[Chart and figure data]
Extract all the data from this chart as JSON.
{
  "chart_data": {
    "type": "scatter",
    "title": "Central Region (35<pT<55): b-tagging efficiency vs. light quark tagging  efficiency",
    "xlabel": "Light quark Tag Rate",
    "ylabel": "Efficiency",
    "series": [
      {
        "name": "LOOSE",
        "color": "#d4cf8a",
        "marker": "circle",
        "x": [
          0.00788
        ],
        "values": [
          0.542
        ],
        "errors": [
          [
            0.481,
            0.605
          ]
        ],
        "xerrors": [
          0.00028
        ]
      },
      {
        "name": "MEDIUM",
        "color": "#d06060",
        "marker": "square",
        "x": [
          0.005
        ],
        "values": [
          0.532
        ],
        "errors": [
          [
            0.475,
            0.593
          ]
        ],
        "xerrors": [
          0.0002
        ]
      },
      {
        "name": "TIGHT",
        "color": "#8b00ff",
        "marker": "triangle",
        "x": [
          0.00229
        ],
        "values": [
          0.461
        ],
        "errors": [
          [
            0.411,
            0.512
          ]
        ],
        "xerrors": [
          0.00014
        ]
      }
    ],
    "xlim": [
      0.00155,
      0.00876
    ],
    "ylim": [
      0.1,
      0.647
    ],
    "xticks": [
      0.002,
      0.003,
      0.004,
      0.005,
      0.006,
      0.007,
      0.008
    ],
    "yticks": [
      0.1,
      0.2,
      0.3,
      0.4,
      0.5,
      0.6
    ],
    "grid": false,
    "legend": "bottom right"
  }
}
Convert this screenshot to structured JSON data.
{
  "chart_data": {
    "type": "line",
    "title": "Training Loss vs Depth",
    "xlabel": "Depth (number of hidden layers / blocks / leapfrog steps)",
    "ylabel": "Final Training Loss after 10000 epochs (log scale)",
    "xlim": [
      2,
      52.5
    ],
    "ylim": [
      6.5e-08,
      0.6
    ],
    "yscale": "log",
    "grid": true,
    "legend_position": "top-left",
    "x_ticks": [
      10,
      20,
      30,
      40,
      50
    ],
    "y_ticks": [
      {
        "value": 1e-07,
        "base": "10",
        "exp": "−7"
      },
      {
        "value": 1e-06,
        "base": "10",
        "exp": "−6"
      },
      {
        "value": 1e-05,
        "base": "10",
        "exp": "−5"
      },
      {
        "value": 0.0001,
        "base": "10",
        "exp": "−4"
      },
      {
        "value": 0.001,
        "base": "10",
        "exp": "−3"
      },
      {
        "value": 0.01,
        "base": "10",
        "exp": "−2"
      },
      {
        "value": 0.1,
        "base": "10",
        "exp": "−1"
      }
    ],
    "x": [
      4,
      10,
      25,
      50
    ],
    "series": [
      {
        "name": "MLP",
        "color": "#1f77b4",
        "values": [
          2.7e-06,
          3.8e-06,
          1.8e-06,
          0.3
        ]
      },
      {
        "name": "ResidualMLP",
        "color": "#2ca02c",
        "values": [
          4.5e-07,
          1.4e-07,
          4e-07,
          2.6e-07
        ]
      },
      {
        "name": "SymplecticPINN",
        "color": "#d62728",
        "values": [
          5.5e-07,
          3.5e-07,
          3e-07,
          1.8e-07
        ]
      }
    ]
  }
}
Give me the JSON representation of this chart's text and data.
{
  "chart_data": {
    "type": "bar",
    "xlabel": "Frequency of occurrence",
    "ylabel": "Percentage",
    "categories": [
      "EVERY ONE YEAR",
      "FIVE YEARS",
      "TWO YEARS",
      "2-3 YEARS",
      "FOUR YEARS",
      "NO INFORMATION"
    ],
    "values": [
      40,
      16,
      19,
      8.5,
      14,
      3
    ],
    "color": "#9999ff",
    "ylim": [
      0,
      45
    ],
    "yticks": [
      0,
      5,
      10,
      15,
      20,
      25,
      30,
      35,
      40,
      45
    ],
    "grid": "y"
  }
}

■ Aim
Return every line above that contains the word "Loss".

■ Task response
    "title": "Training Loss vs Depth",
    "ylabel": "Final Training Loss after 10000 epochs (log scale)",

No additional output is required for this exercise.